YOUR OBJECTIVE — The complete listing should be restated exactly.

Dataset entries:
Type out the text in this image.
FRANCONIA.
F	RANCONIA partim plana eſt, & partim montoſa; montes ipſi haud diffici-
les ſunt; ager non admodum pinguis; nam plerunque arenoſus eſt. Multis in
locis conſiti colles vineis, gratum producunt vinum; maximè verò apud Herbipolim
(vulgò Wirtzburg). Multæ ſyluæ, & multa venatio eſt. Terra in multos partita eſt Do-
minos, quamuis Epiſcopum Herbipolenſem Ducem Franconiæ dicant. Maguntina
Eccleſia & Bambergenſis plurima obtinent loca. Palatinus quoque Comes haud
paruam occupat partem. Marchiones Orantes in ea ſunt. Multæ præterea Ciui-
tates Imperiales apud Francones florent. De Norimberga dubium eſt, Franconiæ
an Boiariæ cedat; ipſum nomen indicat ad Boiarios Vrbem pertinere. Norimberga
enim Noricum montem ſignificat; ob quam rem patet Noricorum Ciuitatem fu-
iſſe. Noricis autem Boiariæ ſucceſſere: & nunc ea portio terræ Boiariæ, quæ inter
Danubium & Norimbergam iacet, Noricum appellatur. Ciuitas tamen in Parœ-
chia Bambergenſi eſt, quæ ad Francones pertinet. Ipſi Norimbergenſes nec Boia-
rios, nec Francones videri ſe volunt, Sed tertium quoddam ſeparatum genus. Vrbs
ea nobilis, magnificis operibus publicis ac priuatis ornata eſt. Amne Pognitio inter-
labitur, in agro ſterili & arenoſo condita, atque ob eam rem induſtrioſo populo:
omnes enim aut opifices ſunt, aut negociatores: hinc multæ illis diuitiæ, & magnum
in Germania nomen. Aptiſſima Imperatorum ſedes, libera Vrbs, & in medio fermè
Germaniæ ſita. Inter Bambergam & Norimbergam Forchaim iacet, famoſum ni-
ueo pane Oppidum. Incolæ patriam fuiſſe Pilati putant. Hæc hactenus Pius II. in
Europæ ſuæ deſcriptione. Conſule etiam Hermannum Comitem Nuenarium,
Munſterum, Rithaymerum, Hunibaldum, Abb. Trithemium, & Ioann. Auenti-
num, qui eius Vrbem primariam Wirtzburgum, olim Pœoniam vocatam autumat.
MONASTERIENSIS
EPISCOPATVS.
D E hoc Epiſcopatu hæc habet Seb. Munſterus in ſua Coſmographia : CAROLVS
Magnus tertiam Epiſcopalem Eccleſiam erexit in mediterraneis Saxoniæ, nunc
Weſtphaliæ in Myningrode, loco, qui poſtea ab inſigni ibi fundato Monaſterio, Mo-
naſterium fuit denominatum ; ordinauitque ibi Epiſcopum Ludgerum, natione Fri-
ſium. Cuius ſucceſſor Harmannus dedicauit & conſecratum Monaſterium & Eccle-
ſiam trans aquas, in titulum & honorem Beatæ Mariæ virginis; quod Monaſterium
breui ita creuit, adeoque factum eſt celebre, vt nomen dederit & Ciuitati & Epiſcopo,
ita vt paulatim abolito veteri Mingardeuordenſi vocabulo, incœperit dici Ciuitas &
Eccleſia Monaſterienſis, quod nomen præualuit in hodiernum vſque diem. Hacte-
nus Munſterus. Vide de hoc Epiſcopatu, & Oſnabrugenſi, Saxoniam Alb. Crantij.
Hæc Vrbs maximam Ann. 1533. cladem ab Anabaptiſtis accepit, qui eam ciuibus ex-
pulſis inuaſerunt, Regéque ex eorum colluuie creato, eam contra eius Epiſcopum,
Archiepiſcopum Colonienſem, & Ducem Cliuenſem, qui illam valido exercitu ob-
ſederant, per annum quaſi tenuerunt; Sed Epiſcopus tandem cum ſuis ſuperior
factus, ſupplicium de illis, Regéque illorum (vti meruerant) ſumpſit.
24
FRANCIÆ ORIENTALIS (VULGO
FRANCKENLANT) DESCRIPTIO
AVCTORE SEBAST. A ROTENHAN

TASK ANSWER —
Type out the text in this image.
FRANCONIA.
F	RANCONIA partim plana eſt, & partim montoſa; montes ipſi haud diffici-
les ſunt; ager non admodum pinguis; nam plerunque arenoſus eſt. Multis in
locis conſiti colles vineis, gratum producunt vinum; maximè verò apud Herbipolim
(vulgò Wirtzburg). Multæ ſyluæ, & multa venatio eſt. Terra in multos partita eſt Do-
minos, quamuis Epiſcopum Herbipolenſem Ducem Franconiæ dicant. Maguntina
Eccleſia & Bambergenſis plurima obtinent loca. Palatinus quoque Comes haud
paruam occupat partem. Marchiones Orantes in ea ſunt. Multæ præterea Ciui-
tates Imperiales apud Francones florent. De Norimberga dubium eſt, Franconiæ
an Boiariæ cedat; ipſum nomen indicat ad Boiarios Vrbem pertinere. Norimberga
enim Noricum montem ſignificat; ob quam rem patet Noricorum Ciuitatem fu-
iſſe. Noricis autem Boiariæ ſucceſſere: & nunc ea portio terræ Boiariæ, quæ inter
Danubium & Norimbergam iacet, Noricum appellatur. Ciuitas tamen in Parœ-
chia Bambergenſi eſt, quæ ad Francones pertinet. Ipſi Norimbergenſes nec Boia-
rios, nec Francones videri ſe volunt, Sed tertium quoddam ſeparatum genus. Vrbs
ea nobilis, magnificis operibus publicis ac priuatis ornata eſt. Amne Pognitio inter-
labitur, in agro ſterili & arenoſo condita, atque ob eam rem induſtrioſo populo:
omnes enim aut opifices ſunt, aut negociatores: hinc multæ illis diuitiæ, & magnum
in Germania nomen. Aptiſſima Imperatorum ſedes, libera Vrbs, & in medio fermè
Germaniæ ſita. Inter Bambergam & Norimbergam Forchaim iacet, famoſum ni-
ueo pane Oppidum. Incolæ patriam fuiſſe Pilati putant. Hæc hactenus Pius II. in
Europæ ſuæ deſcriptione. Conſule etiam Hermannum Comitem Nuenarium,
Munſterum, Rithaymerum, Hunibaldum, Abb. Trithemium, & Ioann. Auenti-
num, qui eius Vrbem primariam Wirtzburgum, olim Pœoniam vocatam autumat.
MONASTERIENSIS
EPISCOPATVS.
D E hoc Epiſcopatu hæc habet Seb. Munſterus in ſua Coſmographia : CAROLVS
Magnus tertiam Epiſcopalem Eccleſiam erexit in mediterraneis Saxoniæ, nunc
Weſtphaliæ in Myningrode, loco, qui poſtea ab inſigni ibi fundato Monaſterio, Mo-
naſterium fuit denominatum ; ordinauitque ibi Epiſcopum Ludgerum, natione Fri-
ſium. Cuius ſucceſſor Harmannus dedicauit & conſecratum Monaſterium & Eccle-
ſiam trans aquas, in titulum & honorem Beatæ Mariæ virginis; quod Monaſterium
breui ita creuit, adeoque factum eſt celebre, vt nomen dederit & Ciuitati & Epiſcopo,
ita vt paulatim abolito veteri Mingardeuordenſi vocabulo, incœperit dici Ciuitas &
Eccleſia Monaſterienſis, quod nomen præualuit in hodiernum vſque diem. Hacte-
nus Munſterus. Vide de hoc Epiſcopatu, & Oſnabrugenſi, Saxoniam Alb. Crantij.
Hæc Vrbs maximam Ann. 1533. cladem ab Anabaptiſtis accepit, qui eam ciuibus ex-
pulſis inuaſerunt, Regéque ex eorum colluuie creato, eam contra eius Epiſcopum,
Archiepiſcopum Colonienſem, & Ducem Cliuenſem, qui illam valido exercitu ob-
ſederant, per annum quaſi tenuerunt; Sed Epiſcopus tandem cum ſuis ſuperior
factus, ſupplicium de illis, Regéque illorum (vti meruerant) ſumpſit.
24
FRANCIÆ ORIENTALIS (VULGO
FRANCKENLANT) DESCRIPTIO
AVCTORE SEBAST. A ROTENHAN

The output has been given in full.